━━━━━ GIVEN RECORDS

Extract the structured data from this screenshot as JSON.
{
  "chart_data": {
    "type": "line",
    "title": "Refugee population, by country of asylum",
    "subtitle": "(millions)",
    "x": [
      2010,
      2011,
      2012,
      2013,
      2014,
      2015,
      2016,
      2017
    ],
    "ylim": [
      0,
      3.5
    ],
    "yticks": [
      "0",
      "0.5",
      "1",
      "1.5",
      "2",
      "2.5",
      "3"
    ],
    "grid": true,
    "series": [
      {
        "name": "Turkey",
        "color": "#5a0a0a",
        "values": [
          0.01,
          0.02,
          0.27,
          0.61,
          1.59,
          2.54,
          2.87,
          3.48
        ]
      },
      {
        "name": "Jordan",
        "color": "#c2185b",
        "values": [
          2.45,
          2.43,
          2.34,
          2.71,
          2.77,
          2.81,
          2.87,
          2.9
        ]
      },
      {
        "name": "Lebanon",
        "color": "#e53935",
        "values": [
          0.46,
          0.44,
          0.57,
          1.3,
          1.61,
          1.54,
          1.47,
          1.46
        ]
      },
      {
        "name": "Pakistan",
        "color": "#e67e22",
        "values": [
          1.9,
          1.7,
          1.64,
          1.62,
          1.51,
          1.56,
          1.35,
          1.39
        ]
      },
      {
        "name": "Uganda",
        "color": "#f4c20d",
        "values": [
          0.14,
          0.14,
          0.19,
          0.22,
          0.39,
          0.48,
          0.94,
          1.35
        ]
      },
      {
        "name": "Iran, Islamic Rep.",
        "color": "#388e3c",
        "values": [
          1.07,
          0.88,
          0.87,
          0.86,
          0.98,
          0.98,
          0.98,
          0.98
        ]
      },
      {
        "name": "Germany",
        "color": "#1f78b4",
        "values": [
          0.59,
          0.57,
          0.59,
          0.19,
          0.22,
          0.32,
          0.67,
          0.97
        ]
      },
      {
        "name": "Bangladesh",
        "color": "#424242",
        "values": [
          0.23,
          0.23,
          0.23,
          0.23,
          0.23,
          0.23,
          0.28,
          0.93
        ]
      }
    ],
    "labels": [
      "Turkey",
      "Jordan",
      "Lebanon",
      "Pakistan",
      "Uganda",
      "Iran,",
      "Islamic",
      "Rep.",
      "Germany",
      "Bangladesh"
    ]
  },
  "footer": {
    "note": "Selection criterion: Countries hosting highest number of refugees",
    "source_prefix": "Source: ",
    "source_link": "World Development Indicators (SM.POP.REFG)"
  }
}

━━━━━━━━━━

**EXERCISE BRIEF**.
Show each line of the data that contains the string "name".

**SOLUTION TO THE EXERCISE**.
        "name": "Turkey",
        "name": "Jordan",
        "name": "Lebanon",
        "name": "Pakistan",
        "name": "Uganda",
        "name": "Iran, Islamic Rep.",
        "name": "Germany",
        "name": "Bangladesh",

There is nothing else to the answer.